# Record list
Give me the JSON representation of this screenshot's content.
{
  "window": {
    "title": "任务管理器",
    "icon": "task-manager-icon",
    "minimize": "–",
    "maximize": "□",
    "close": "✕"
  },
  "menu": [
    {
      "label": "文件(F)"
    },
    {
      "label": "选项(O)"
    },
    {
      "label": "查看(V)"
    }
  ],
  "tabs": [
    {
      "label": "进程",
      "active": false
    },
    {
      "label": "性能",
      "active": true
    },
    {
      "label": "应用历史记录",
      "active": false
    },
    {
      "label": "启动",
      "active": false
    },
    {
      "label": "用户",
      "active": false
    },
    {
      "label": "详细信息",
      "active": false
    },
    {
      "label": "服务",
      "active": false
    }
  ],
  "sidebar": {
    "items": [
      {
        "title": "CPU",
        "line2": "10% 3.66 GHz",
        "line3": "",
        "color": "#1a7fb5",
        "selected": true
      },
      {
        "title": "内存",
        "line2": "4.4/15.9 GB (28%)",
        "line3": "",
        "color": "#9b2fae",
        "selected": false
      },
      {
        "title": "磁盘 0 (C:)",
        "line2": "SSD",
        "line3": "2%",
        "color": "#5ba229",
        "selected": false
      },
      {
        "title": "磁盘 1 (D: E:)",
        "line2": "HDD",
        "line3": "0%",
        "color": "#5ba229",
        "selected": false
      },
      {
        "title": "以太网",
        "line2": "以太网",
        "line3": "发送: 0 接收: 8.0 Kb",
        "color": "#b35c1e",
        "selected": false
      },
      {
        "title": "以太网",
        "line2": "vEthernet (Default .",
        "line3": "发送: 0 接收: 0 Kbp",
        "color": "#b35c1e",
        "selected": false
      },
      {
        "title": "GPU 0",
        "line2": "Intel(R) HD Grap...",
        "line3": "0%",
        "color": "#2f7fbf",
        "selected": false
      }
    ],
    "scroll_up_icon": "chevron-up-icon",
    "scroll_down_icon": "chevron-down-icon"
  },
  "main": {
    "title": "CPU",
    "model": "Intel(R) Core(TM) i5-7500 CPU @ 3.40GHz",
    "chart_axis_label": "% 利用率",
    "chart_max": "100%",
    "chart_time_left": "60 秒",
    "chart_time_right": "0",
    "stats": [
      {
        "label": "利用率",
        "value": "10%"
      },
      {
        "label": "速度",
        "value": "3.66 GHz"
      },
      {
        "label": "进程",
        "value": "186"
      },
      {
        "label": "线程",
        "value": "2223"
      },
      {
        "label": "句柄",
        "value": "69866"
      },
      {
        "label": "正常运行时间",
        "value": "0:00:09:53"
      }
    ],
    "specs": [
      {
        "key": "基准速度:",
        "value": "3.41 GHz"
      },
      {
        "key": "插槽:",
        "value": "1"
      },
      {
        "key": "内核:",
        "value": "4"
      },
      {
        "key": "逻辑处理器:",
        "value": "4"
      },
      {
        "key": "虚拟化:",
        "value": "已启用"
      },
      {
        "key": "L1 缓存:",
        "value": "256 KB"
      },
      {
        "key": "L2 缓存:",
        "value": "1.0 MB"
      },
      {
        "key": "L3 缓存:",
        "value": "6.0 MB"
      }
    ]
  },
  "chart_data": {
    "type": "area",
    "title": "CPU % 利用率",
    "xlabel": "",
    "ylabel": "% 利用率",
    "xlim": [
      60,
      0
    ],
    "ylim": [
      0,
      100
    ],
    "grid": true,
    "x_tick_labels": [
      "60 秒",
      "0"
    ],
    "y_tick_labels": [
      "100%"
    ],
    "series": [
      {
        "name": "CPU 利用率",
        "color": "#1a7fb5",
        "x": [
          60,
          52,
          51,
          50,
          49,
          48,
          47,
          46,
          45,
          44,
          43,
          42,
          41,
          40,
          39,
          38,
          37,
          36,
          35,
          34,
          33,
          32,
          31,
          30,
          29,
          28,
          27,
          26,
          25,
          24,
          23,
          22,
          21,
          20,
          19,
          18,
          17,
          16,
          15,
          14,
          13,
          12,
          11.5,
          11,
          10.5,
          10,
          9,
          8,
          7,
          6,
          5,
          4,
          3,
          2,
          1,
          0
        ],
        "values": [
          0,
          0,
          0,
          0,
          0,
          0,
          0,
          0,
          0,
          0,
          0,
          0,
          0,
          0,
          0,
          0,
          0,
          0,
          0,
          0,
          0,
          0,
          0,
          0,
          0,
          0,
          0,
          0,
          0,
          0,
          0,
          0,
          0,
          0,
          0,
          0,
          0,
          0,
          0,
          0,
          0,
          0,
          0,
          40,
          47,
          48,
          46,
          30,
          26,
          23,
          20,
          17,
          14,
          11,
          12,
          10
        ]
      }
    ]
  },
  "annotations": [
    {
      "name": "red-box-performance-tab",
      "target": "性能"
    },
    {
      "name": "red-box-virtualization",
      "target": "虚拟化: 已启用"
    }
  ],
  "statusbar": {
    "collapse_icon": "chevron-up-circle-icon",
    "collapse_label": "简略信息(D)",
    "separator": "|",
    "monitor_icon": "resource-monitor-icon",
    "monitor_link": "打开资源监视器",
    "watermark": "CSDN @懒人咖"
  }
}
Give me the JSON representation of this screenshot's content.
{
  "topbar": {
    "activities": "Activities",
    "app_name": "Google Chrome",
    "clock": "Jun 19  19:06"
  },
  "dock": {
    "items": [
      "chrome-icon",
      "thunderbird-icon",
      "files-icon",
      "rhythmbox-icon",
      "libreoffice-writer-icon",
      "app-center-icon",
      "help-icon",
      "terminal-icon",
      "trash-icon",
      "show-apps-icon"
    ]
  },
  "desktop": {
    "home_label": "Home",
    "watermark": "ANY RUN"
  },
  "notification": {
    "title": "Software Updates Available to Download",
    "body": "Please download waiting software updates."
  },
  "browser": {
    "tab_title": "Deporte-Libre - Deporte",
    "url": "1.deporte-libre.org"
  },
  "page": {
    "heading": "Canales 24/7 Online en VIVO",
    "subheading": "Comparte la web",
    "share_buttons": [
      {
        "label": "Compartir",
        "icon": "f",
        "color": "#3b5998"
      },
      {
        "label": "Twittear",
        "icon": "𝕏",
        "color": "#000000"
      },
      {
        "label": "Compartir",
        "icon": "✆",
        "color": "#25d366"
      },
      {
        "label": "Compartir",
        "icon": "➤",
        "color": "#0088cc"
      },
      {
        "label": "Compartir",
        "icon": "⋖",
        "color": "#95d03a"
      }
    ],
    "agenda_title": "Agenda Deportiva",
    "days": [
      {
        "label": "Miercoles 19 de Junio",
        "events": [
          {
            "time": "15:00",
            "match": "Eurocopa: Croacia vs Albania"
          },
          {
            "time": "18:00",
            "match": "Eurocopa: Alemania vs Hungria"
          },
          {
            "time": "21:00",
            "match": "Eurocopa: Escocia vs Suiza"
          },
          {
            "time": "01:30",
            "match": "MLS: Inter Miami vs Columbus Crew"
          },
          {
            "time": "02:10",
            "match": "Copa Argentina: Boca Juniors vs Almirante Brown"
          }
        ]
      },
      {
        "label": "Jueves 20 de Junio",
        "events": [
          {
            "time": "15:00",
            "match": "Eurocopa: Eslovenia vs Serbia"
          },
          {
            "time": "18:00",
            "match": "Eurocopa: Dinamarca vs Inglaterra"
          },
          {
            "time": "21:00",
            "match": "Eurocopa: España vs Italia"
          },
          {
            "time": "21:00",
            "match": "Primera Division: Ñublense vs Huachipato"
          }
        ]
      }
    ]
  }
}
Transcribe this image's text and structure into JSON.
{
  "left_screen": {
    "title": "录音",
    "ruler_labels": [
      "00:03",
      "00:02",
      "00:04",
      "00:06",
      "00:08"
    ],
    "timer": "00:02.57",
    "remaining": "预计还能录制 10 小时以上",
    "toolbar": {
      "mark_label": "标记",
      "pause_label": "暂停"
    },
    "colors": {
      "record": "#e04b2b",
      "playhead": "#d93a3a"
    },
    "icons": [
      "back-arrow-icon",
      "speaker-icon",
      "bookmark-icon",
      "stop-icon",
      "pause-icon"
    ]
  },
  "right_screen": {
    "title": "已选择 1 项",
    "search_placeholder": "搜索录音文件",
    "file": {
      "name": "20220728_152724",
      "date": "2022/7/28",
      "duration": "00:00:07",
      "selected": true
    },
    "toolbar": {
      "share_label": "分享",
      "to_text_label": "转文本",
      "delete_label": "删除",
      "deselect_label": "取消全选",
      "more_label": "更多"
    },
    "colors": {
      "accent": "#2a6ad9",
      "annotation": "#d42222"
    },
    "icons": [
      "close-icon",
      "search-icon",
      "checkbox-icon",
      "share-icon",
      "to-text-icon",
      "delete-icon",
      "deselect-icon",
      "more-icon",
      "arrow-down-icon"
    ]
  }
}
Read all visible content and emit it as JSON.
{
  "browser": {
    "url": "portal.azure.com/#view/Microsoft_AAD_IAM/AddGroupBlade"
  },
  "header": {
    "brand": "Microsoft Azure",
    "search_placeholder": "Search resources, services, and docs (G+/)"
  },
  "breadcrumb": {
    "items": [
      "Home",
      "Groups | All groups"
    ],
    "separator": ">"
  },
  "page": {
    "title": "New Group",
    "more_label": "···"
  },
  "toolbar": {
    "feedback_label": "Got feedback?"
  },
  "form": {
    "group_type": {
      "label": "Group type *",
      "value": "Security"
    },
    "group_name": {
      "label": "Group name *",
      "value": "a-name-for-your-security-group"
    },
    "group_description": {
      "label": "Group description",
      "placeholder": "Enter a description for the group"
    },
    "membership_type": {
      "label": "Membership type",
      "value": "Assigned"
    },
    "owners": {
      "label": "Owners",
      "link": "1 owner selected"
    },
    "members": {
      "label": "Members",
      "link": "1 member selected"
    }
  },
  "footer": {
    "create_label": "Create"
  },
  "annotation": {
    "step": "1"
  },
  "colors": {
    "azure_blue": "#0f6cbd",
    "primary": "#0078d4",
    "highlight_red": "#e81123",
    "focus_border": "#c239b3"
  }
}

# Task brief
How many lines of the listing above include the word "Intel"? Reply with the number alone.

# Correct output
2